Data records:
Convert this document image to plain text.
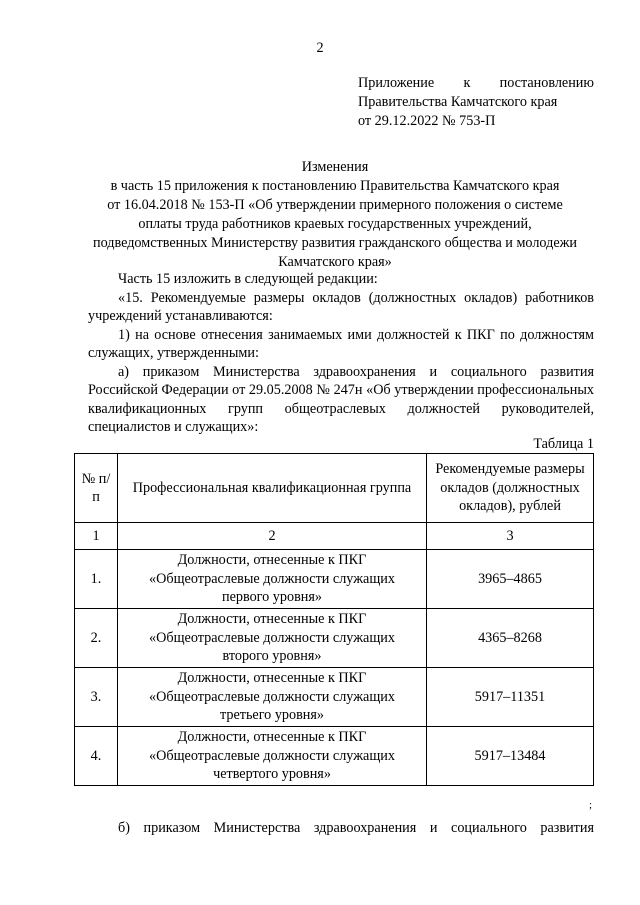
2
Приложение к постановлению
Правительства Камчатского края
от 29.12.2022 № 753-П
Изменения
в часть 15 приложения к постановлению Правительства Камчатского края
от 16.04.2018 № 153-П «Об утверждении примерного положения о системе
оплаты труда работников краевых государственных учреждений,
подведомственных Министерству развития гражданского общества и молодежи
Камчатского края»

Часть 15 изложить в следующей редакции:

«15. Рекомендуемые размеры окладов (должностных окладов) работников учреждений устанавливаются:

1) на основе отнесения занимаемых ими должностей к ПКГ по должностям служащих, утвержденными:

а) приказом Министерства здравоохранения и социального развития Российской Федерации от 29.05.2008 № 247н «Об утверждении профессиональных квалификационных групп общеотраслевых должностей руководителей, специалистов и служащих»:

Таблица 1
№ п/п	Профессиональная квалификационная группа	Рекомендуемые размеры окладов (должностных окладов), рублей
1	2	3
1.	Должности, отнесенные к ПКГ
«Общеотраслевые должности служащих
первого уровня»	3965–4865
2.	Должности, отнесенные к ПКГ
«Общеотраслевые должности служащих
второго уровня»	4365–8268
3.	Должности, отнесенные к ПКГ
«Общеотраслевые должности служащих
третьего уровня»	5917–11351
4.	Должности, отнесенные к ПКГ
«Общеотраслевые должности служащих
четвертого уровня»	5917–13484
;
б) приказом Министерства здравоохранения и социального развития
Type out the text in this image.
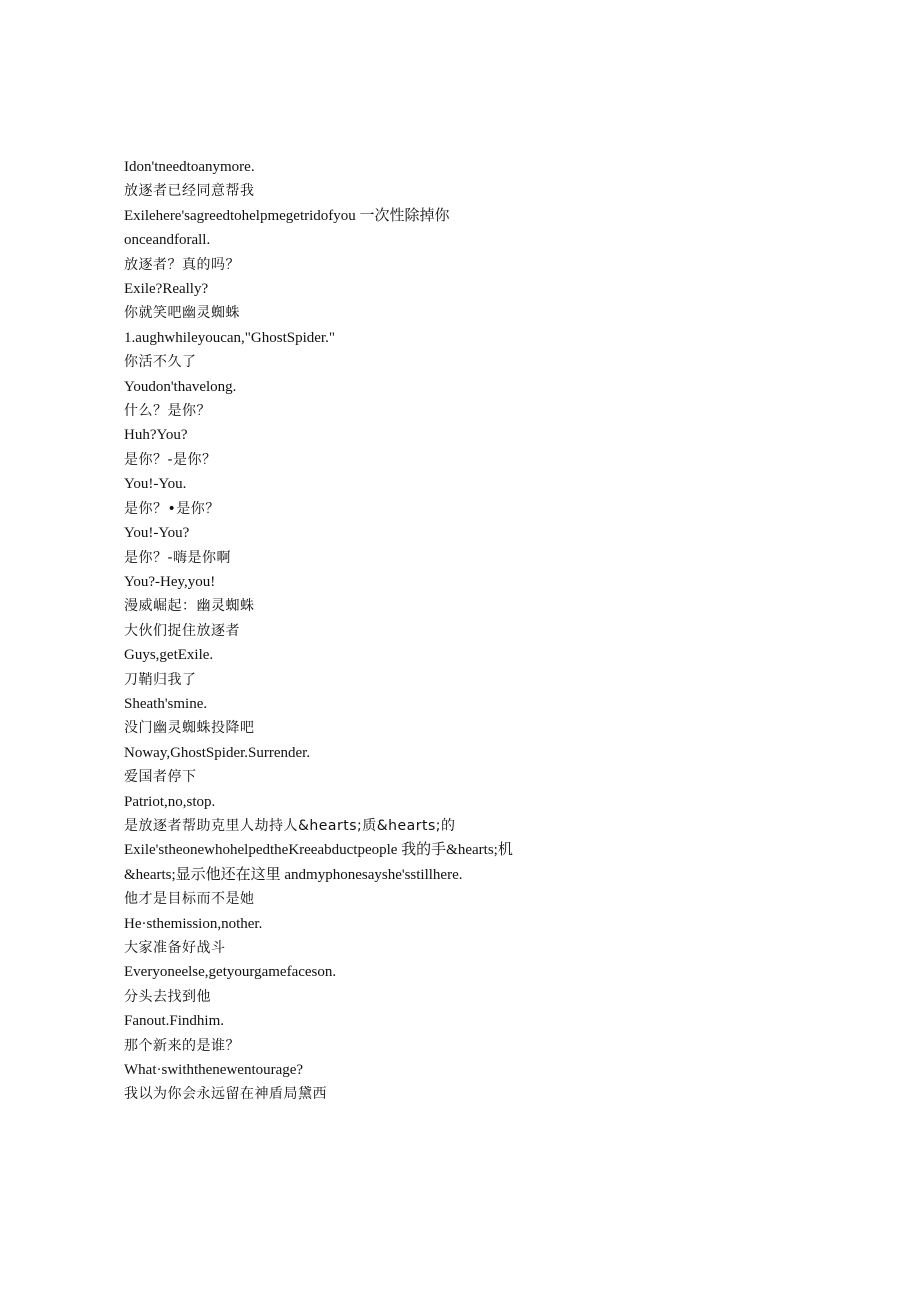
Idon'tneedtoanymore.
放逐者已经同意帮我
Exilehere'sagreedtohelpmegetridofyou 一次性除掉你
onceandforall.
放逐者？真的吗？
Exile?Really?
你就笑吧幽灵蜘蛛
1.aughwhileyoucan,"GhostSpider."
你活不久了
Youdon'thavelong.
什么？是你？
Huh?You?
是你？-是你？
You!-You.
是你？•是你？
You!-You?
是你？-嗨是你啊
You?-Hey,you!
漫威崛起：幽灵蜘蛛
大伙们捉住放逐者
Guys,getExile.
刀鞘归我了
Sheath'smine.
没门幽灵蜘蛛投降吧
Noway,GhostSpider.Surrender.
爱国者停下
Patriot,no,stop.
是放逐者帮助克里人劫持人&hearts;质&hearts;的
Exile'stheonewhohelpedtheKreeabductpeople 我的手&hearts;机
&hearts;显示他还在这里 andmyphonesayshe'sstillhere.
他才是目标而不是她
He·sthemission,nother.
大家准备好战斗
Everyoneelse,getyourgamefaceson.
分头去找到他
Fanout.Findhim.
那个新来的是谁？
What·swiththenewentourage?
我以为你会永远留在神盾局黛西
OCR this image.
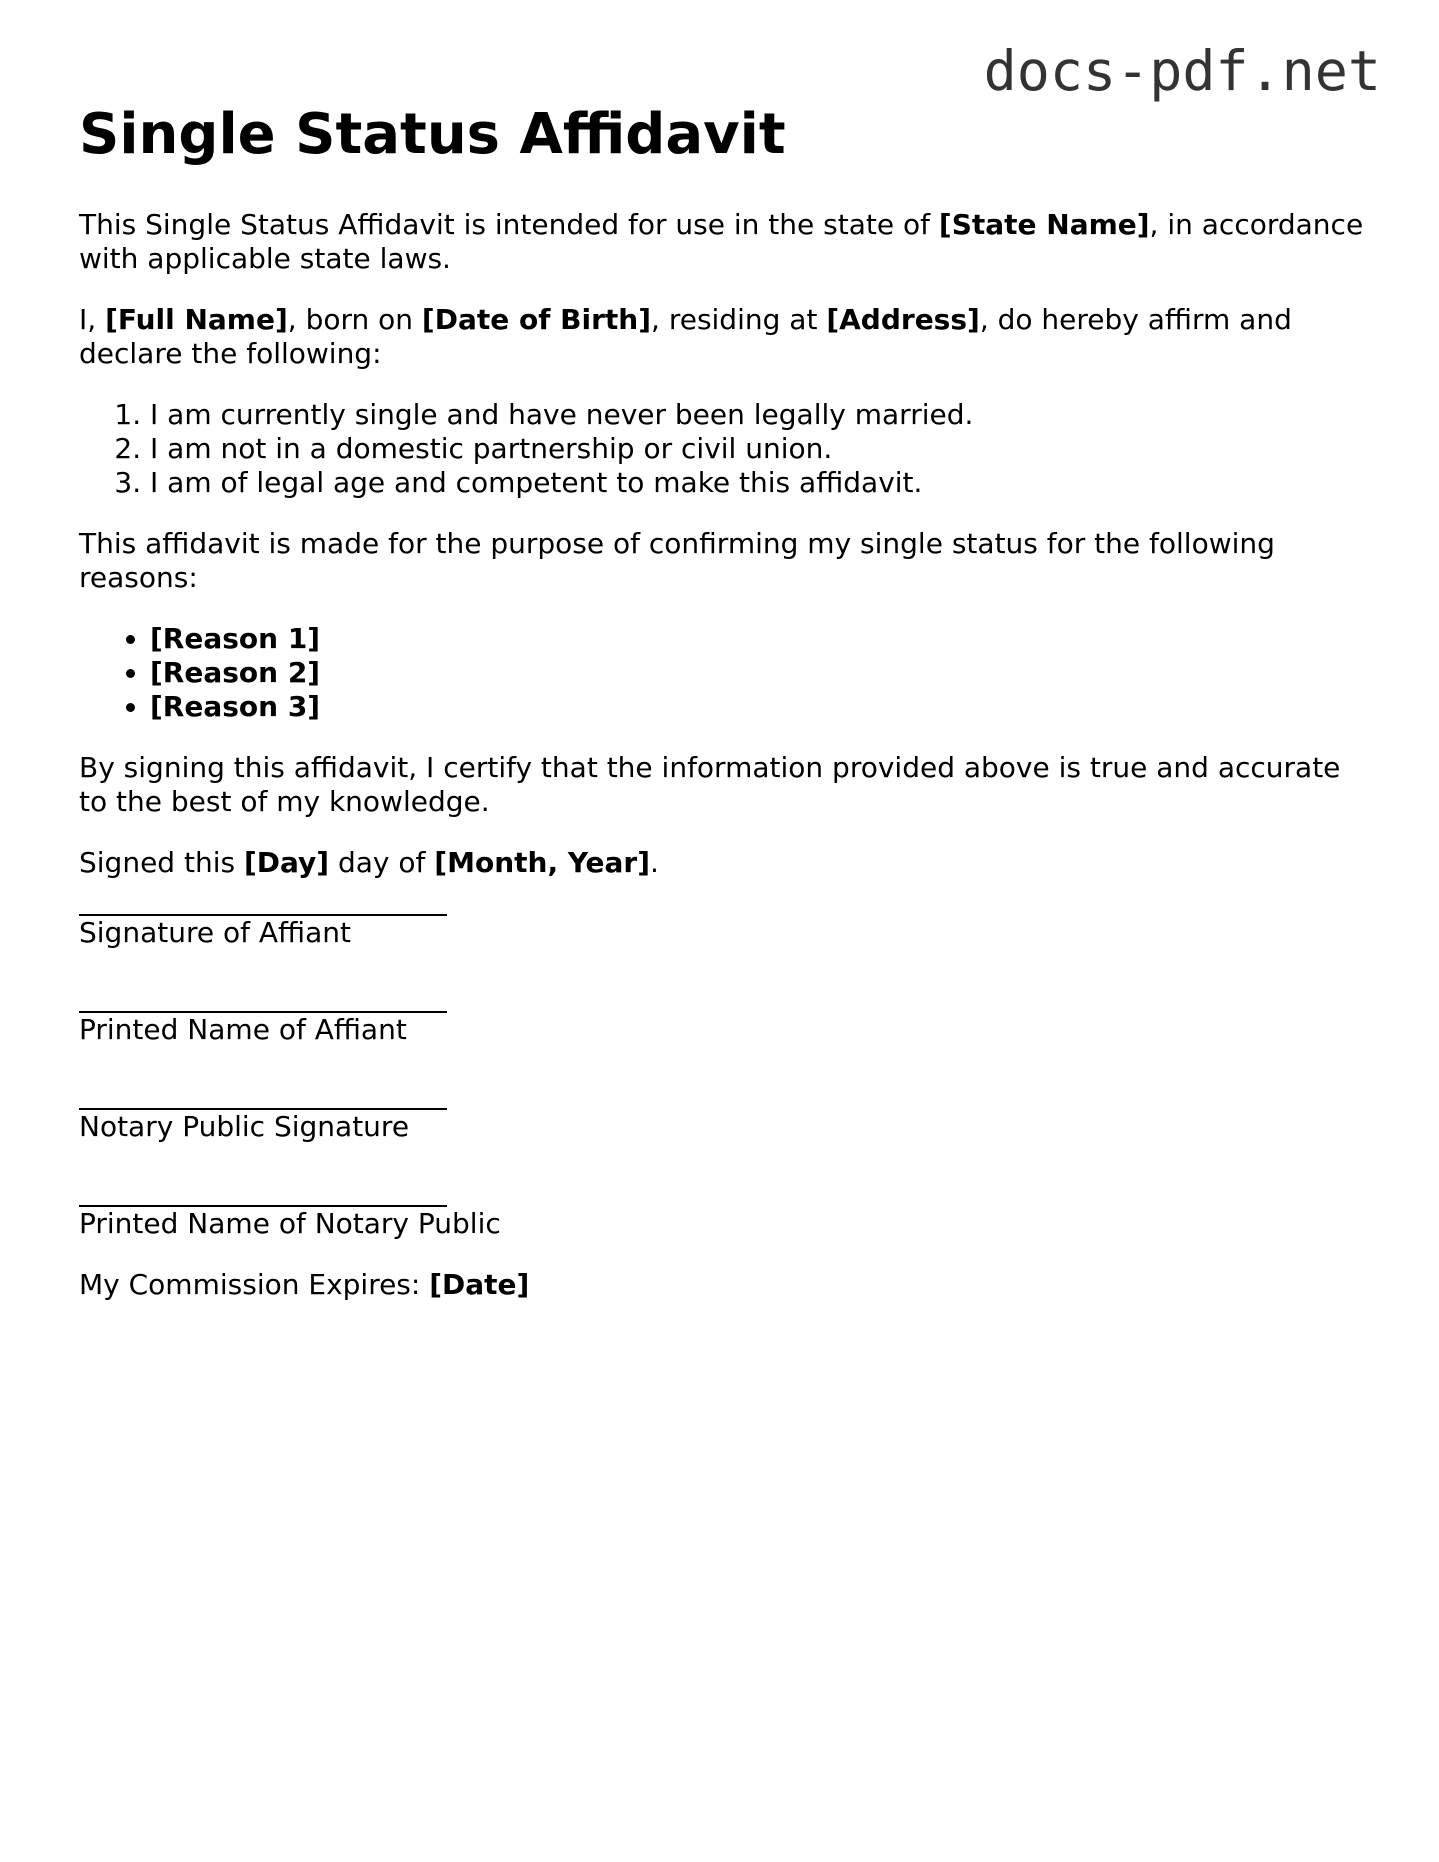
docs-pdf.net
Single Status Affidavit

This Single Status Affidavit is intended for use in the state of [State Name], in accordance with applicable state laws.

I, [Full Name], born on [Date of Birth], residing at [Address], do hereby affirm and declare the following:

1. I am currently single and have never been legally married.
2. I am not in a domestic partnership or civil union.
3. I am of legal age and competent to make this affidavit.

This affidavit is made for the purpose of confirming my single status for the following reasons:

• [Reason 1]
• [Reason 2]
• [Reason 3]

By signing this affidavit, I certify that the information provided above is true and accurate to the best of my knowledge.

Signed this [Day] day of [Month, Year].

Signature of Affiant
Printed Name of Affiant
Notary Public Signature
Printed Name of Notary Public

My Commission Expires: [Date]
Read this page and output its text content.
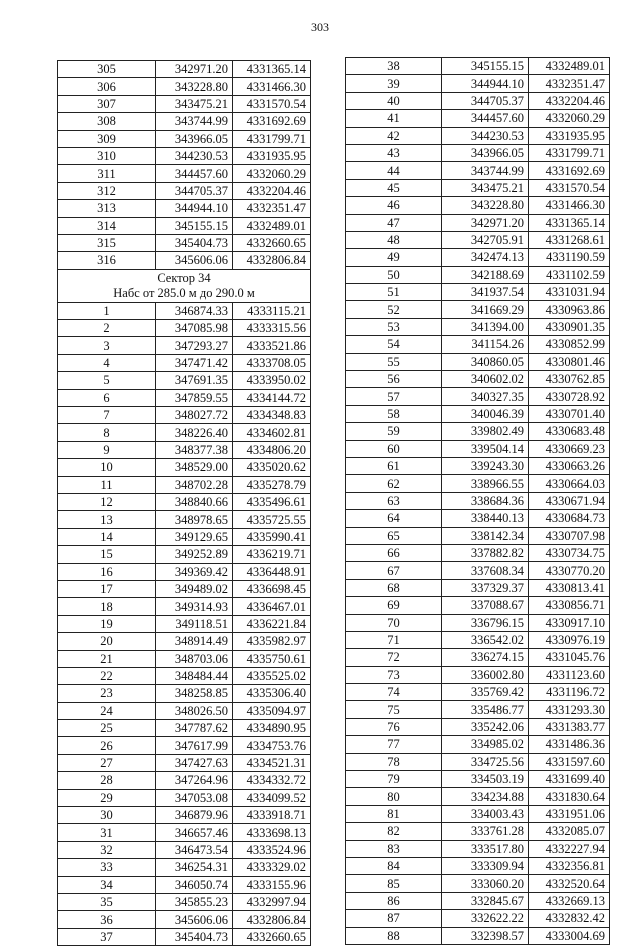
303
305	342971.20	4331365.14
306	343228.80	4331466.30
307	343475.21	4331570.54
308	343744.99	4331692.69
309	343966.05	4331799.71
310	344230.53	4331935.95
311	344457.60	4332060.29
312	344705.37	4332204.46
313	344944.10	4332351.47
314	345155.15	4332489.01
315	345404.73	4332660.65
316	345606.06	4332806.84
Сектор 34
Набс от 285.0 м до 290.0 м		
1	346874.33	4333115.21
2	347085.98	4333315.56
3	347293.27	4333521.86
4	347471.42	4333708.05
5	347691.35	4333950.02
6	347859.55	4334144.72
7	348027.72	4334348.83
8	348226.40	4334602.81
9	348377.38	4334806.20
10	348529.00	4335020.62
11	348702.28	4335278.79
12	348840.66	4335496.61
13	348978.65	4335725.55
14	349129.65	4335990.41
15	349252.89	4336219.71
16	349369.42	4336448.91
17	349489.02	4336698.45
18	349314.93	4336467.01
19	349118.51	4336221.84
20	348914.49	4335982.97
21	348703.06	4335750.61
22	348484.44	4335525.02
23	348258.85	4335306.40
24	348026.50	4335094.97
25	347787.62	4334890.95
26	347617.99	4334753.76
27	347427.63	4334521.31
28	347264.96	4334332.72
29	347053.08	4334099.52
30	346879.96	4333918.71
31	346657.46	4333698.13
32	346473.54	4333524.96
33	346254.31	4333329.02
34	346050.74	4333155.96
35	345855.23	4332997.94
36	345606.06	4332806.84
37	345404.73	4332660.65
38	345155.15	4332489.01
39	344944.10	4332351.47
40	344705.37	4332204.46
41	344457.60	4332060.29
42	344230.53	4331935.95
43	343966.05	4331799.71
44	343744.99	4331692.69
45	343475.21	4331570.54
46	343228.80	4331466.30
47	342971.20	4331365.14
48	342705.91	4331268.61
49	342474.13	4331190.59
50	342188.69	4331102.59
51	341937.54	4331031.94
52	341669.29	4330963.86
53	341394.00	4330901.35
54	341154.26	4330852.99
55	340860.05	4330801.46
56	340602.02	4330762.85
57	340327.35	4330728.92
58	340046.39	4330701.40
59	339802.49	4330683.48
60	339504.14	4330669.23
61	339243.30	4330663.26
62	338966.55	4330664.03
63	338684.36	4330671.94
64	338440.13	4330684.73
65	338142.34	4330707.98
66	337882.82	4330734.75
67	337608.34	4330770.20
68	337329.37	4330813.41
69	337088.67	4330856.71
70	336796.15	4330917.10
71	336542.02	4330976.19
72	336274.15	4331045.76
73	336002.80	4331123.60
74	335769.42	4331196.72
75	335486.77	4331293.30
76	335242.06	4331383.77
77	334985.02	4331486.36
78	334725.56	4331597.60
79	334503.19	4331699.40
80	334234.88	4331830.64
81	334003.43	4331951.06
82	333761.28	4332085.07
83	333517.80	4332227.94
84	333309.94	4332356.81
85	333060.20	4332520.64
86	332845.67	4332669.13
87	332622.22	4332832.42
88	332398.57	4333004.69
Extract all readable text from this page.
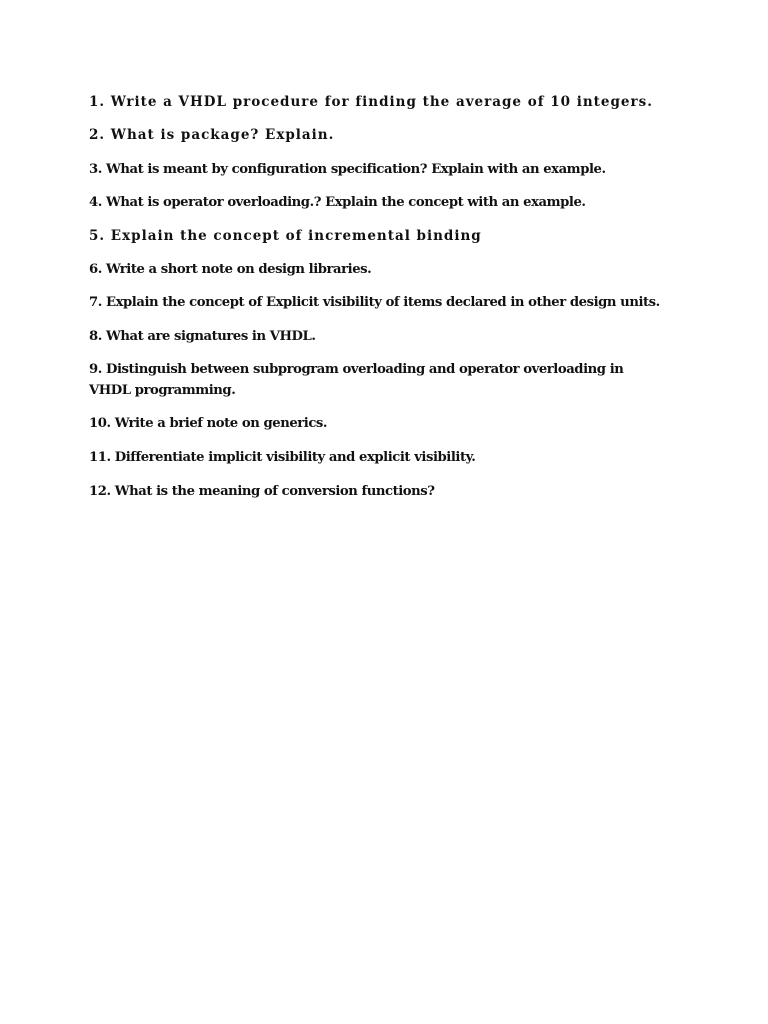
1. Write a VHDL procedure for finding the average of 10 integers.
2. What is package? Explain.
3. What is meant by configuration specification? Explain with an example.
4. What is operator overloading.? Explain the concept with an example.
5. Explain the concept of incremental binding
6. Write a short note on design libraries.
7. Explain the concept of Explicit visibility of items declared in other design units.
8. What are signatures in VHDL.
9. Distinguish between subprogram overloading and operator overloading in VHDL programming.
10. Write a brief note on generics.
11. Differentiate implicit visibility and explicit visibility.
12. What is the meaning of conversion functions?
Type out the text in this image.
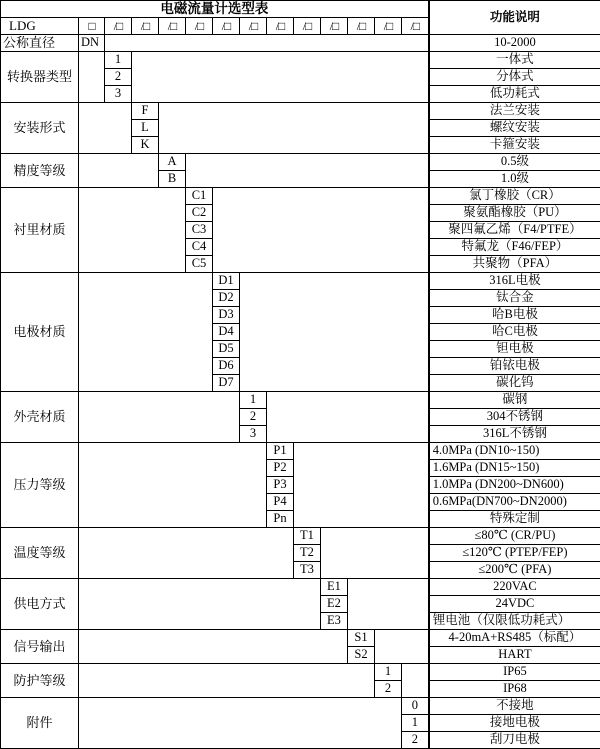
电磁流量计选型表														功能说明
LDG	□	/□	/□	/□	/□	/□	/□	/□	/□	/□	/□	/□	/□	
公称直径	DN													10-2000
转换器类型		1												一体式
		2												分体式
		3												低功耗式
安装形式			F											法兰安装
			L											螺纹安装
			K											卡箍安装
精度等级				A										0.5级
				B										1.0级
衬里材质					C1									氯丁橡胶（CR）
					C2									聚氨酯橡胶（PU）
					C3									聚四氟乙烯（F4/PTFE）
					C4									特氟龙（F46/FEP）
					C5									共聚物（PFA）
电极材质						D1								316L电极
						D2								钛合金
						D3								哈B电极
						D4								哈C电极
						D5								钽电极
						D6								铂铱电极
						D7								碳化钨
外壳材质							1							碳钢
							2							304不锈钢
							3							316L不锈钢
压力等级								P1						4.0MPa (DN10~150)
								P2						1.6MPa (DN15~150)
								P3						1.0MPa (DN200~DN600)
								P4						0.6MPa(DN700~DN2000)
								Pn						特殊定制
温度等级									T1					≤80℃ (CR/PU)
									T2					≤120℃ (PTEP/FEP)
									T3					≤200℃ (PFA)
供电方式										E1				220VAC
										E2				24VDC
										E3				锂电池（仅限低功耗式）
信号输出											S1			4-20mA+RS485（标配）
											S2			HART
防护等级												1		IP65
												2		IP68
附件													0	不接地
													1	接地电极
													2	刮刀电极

The exercise: List the lines of the material in which the word "утверждении" occurs.

Answer to the problem:
от 16.04.2018 № 153-П «Об утверждении примерного положения о системе
а) приказом Министерства здравоохранения и социального развития Российской Федерации от 29.05.2008 № 247н «Об утверждении профессиональных квалификационных групп общеотраслевых должностей руководителей, специалистов и служащих»:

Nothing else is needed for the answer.